### Task description
Leave the pictures out, and retype all of the material exactly as written.

+++

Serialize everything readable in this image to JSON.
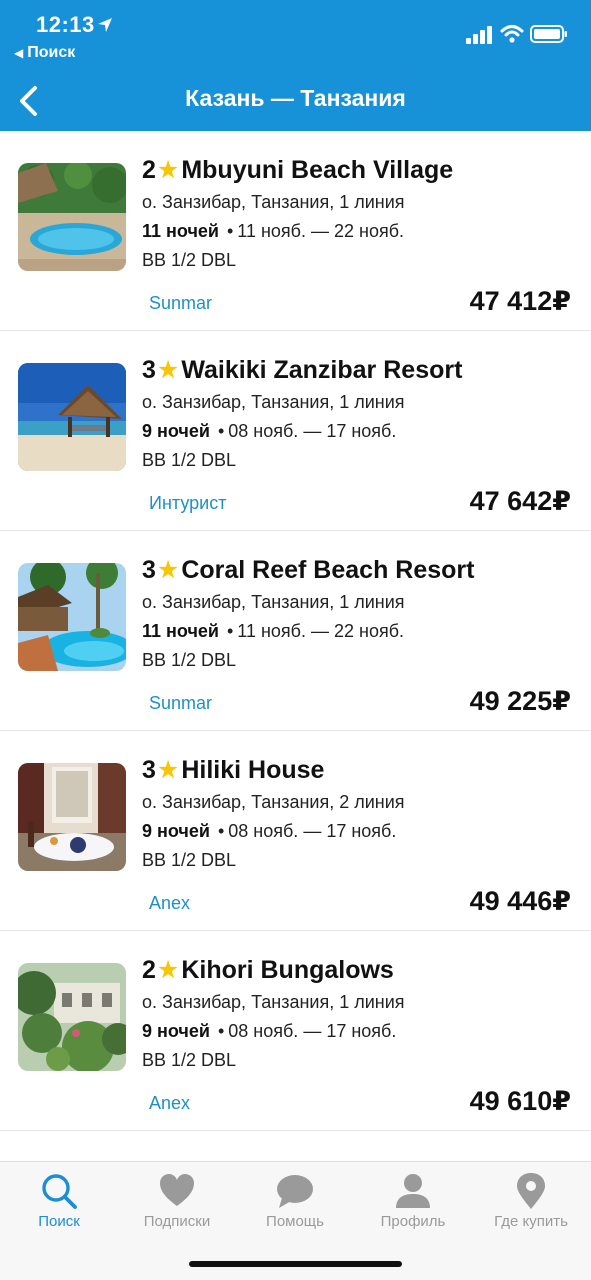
{
  "status_bar": {
    "time": "12:13",
    "back_app_label": "Поиск"
  },
  "header": {
    "title": "Казань — Танзания",
    "back_icon": "chevron-left-icon"
  },
  "colors": {
    "header_bg": "#1791d7",
    "star": "#f7c600",
    "operator": "#1f8fc9",
    "tab_active": "#1a8fd4",
    "tab_inactive": "#9a9a9a"
  },
  "hotels": [
    {
      "stars": "2",
      "star_glyph": "★",
      "name": "Mbuyuni Beach Village",
      "location": "о. Занзибар, Танзания, 1 линия",
      "nights": "11 ночей",
      "dot": "•",
      "dates": "11 нояб. — 22 нояб.",
      "room": "BB 1/2 DBL",
      "operator": "Sunmar",
      "price": "47 412₽"
    },
    {
      "stars": "3",
      "star_glyph": "★",
      "name": "Waikiki Zanzibar Resort",
      "location": "о. Занзибар, Танзания, 1 линия",
      "nights": "9 ночей",
      "dot": "•",
      "dates": "08 нояб. — 17 нояб.",
      "room": "BB 1/2 DBL",
      "operator": "Интурист",
      "price": "47 642₽"
    },
    {
      "stars": "3",
      "star_glyph": "★",
      "name": "Coral Reef Beach Resort",
      "location": "о. Занзибар, Танзания, 1 линия",
      "nights": "11 ночей",
      "dot": "•",
      "dates": "11 нояб. — 22 нояб.",
      "room": "BB 1/2 DBL",
      "operator": "Sunmar",
      "price": "49 225₽"
    },
    {
      "stars": "3",
      "star_glyph": "★",
      "name": "Hiliki House",
      "location": "о. Занзибар, Танзания, 2 линия",
      "nights": "9 ночей",
      "dot": "•",
      "dates": "08 нояб. — 17 нояб.",
      "room": "BB 1/2 DBL",
      "operator": "Anex",
      "price": "49 446₽"
    },
    {
      "stars": "2",
      "star_glyph": "★",
      "name": "Kihori Bungalows",
      "location": "о. Занзибар, Танзания, 1 линия",
      "nights": "9 ночей",
      "dot": "•",
      "dates": "08 нояб. — 17 нояб.",
      "room": "BB 1/2 DBL",
      "operator": "Anex",
      "price": "49 610₽"
    }
  ],
  "tabbar": {
    "tabs": [
      {
        "label": "Поиск",
        "icon": "search-icon",
        "active": true
      },
      {
        "label": "Подписки",
        "icon": "heart-icon",
        "active": false
      },
      {
        "label": "Помощь",
        "icon": "chat-bubble-icon",
        "active": false
      },
      {
        "label": "Профиль",
        "icon": "person-icon",
        "active": false
      },
      {
        "label": "Где купить",
        "icon": "map-pin-icon",
        "active": false
      }
    ]
  }
}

+++

### Response to this exercise
Serialize everything readable in this image to JSON.
{
  "status_bar": {
    "time": "12:13",
    "back_app_label": "Поиск"
  },
  "header": {
    "title": "Казань — Танзания",
    "back_icon": "chevron-left-icon"
  },
  "colors": {
    "header_bg": "#1791d7",
    "star": "#f7c600",
    "operator": "#1f8fc9",
    "tab_active": "#1a8fd4",
    "tab_inactive": "#9a9a9a"
  },
  "hotels": [
    {
      "stars": "2",
      "star_glyph": "★",
      "name": "Mbuyuni Beach Village",
      "location": "о. Занзибар, Танзания, 1 линия",
      "nights": "11 ночей",
      "dot": "•",
      "dates": "11 нояб. — 22 нояб.",
      "room": "BB 1/2 DBL",
      "operator": "Sunmar",
      "price": "47 412₽"
    },
    {
      "stars": "3",
      "star_glyph": "★",
      "name": "Waikiki Zanzibar Resort",
      "location": "о. Занзибар, Танзания, 1 линия",
      "nights": "9 ночей",
      "dot": "•",
      "dates": "08 нояб. — 17 нояб.",
      "room": "BB 1/2 DBL",
      "operator": "Интурист",
      "price": "47 642₽"
    },
    {
      "stars": "3",
      "star_glyph": "★",
      "name": "Coral Reef Beach Resort",
      "location": "о. Занзибар, Танзания, 1 линия",
      "nights": "11 ночей",
      "dot": "•",
      "dates": "11 нояб. — 22 нояб.",
      "room": "BB 1/2 DBL",
      "operator": "Sunmar",
      "price": "49 225₽"
    },
    {
      "stars": "3",
      "star_glyph": "★",
      "name": "Hiliki House",
      "location": "о. Занзибар, Танзания, 2 линия",
      "nights": "9 ночей",
      "dot": "•",
      "dates": "08 нояб. — 17 нояб.",
      "room": "BB 1/2 DBL",
      "operator": "Anex",
      "price": "49 446₽"
    },
    {
      "stars": "2",
      "star_glyph": "★",
      "name": "Kihori Bungalows",
      "location": "о. Занзибар, Танзания, 1 линия",
      "nights": "9 ночей",
      "dot": "•",
      "dates": "08 нояб. — 17 нояб.",
      "room": "BB 1/2 DBL",
      "operator": "Anex",
      "price": "49 610₽"
    }
  ],
  "tabbar": {
    "tabs": [
      {
        "label": "Поиск",
        "icon": "search-icon",
        "active": true
      },
      {
        "label": "Подписки",
        "icon": "heart-icon",
        "active": false
      },
      {
        "label": "Помощь",
        "icon": "chat-bubble-icon",
        "active": false
      },
      {
        "label": "Профиль",
        "icon": "person-icon",
        "active": false
      },
      {
        "label": "Где купить",
        "icon": "map-pin-icon",
        "active": false
      }
    ]
  }
}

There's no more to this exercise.